What you are asked to do: Track down every line below that holds "一万种爱的可能" and copy it.

Dataset entries start

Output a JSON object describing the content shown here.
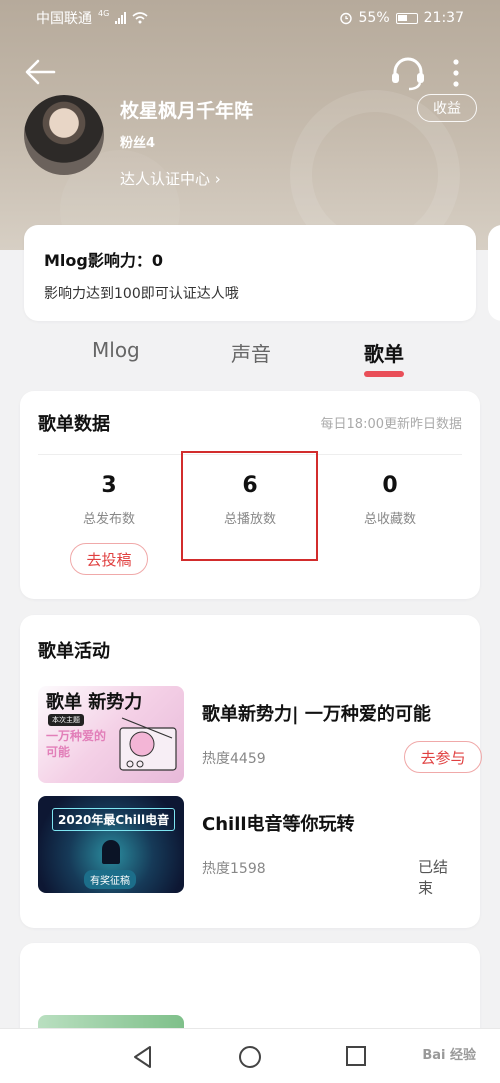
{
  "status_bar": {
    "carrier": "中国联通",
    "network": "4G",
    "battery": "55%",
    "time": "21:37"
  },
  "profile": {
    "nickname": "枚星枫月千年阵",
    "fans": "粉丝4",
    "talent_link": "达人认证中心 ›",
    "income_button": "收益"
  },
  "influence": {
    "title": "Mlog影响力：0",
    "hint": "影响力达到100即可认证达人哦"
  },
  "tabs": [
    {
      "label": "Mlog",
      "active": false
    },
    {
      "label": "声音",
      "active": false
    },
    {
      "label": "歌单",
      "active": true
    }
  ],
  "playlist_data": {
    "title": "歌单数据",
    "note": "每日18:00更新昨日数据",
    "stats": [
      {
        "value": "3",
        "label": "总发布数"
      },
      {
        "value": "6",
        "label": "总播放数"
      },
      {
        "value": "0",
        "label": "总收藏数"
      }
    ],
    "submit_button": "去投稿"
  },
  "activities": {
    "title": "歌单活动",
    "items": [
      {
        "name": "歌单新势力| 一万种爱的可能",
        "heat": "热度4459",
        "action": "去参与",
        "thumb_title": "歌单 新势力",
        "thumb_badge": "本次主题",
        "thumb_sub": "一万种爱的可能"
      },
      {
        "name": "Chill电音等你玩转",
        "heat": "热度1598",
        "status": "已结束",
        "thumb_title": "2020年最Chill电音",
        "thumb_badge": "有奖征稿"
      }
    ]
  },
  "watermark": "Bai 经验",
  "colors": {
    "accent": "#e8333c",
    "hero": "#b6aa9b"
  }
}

Dataset entries end

Output of the task:
        "name": "歌单新势力| 一万种爱的可能",
        "thumb_sub": "一万种爱的可能"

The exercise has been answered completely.